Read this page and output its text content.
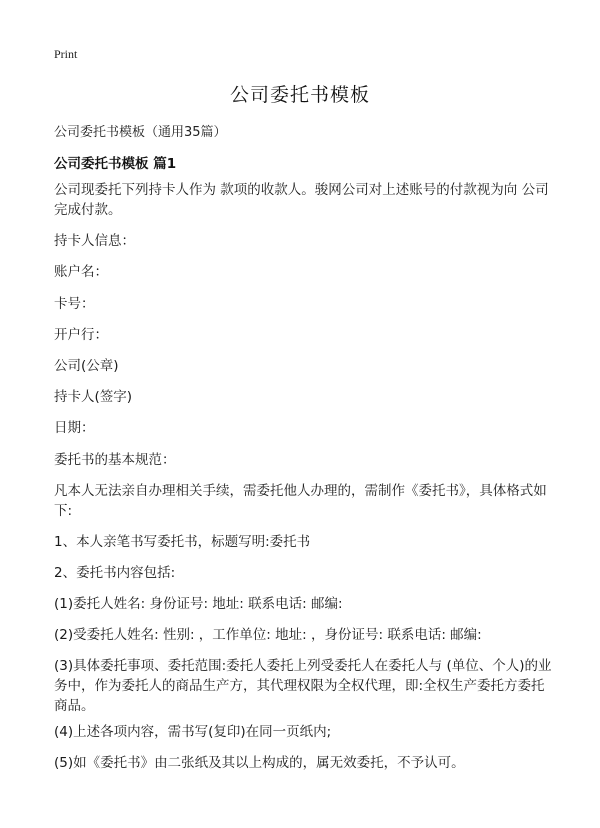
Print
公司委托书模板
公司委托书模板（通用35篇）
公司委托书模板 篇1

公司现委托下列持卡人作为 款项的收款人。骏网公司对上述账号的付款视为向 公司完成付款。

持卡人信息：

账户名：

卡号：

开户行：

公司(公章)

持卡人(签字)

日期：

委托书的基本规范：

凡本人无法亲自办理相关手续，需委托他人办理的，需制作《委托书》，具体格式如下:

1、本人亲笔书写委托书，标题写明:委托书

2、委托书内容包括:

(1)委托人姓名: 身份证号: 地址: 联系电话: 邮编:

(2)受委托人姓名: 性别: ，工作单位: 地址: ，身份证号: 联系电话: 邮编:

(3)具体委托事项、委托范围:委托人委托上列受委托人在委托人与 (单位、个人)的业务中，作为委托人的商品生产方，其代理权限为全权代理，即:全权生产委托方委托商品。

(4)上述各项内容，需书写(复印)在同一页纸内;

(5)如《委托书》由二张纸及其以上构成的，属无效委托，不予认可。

---

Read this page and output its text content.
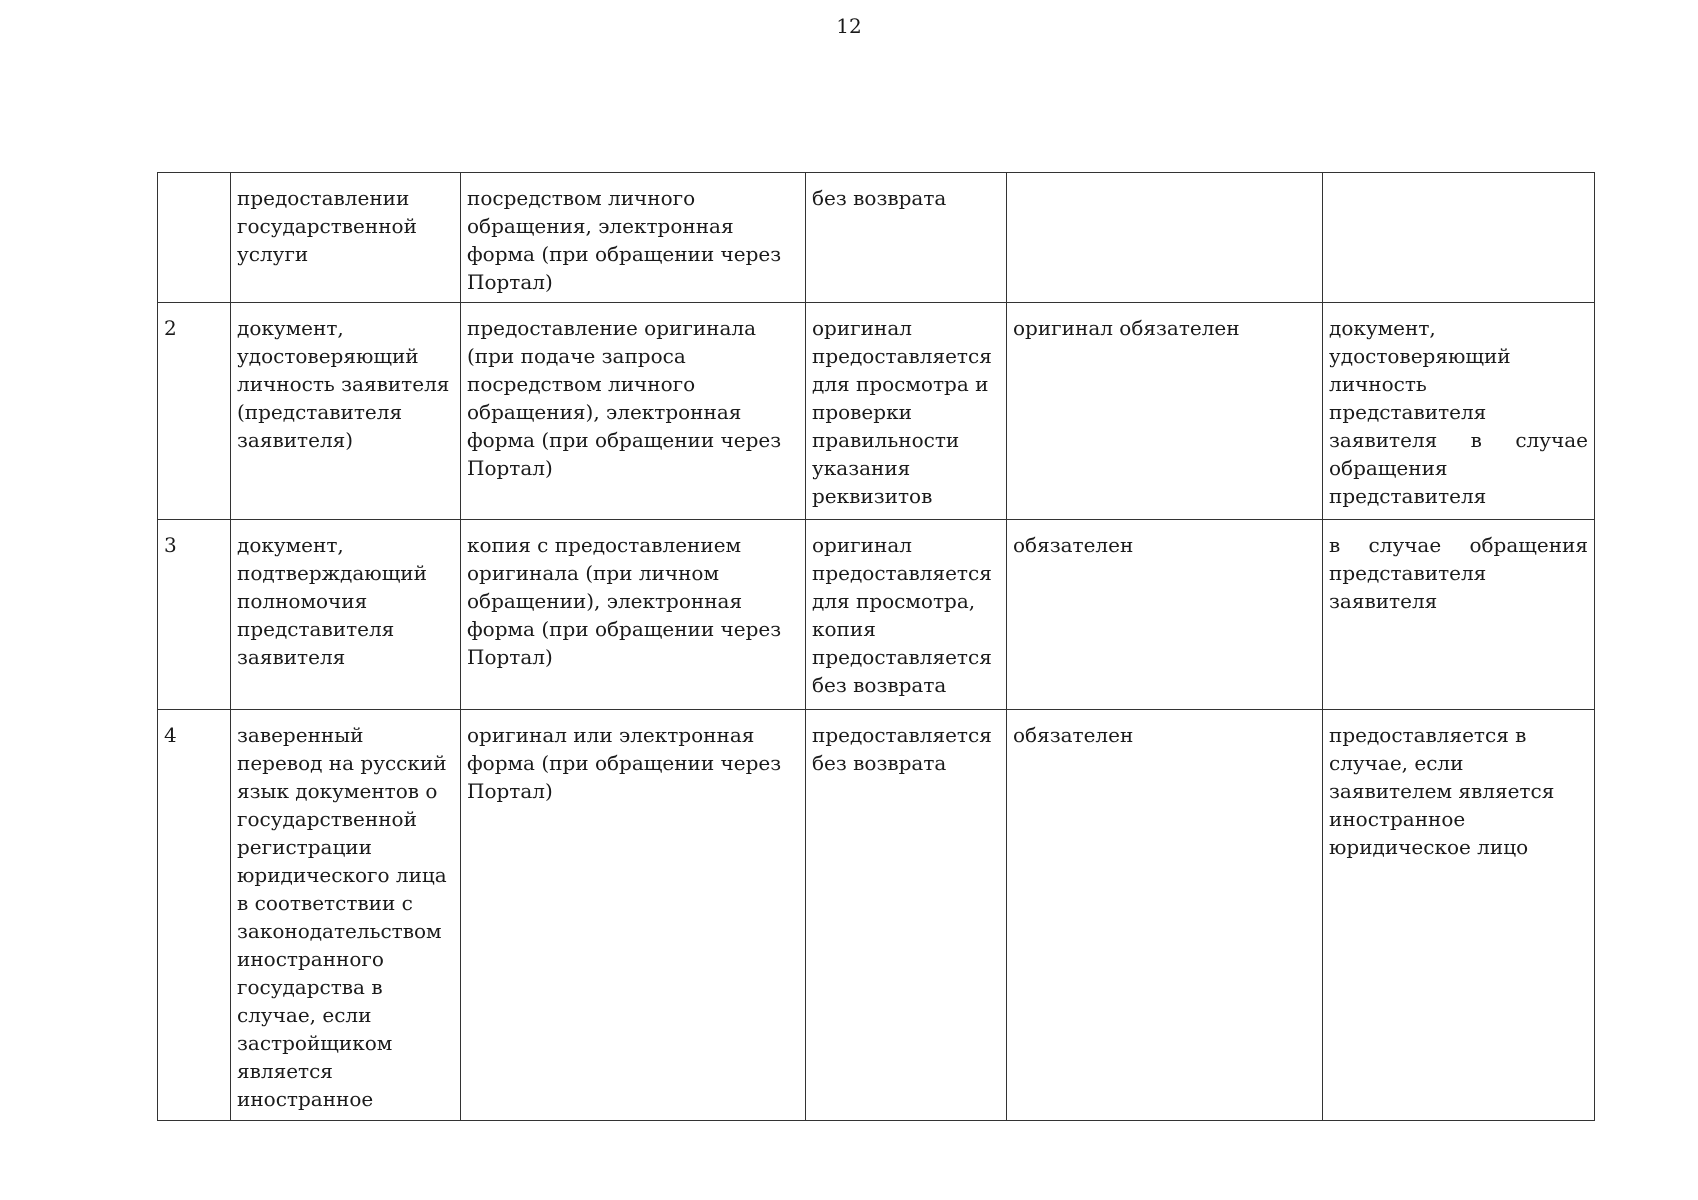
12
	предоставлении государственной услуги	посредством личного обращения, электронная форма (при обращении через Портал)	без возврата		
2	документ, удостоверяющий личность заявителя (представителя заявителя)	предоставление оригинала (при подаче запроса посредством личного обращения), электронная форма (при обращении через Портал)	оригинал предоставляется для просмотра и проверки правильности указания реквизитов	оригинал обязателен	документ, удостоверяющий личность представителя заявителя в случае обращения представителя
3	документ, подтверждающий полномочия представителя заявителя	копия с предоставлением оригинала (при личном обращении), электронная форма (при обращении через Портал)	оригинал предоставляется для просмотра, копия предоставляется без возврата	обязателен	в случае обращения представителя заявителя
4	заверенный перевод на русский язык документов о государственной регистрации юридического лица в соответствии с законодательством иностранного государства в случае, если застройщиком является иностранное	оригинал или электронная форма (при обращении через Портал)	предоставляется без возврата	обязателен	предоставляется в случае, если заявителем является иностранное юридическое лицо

◆ Task brief:
In the entries above, find each line with the string "оригинала" and copy it.

◆ Full output:
2	документ, удостоверяющий личность заявителя (представителя заявителя)	предоставление оригинала (при подаче запроса посредством личного обращения), электронная форма (при обращении через Портал)	оригинал предоставляется для просмотра и проверки правильности указания реквизитов	оригинал обязателен	документ, удостоверяющий личность представителя заявителя в случае обращения представителя
3	документ, подтверждающий полномочия представителя заявителя	копия с предоставлением оригинала (при личном обращении), электронная форма (при обращении через Портал)	оригинал предоставляется для просмотра, копия предоставляется без возврата	обязателен	в случае обращения представителя заявителя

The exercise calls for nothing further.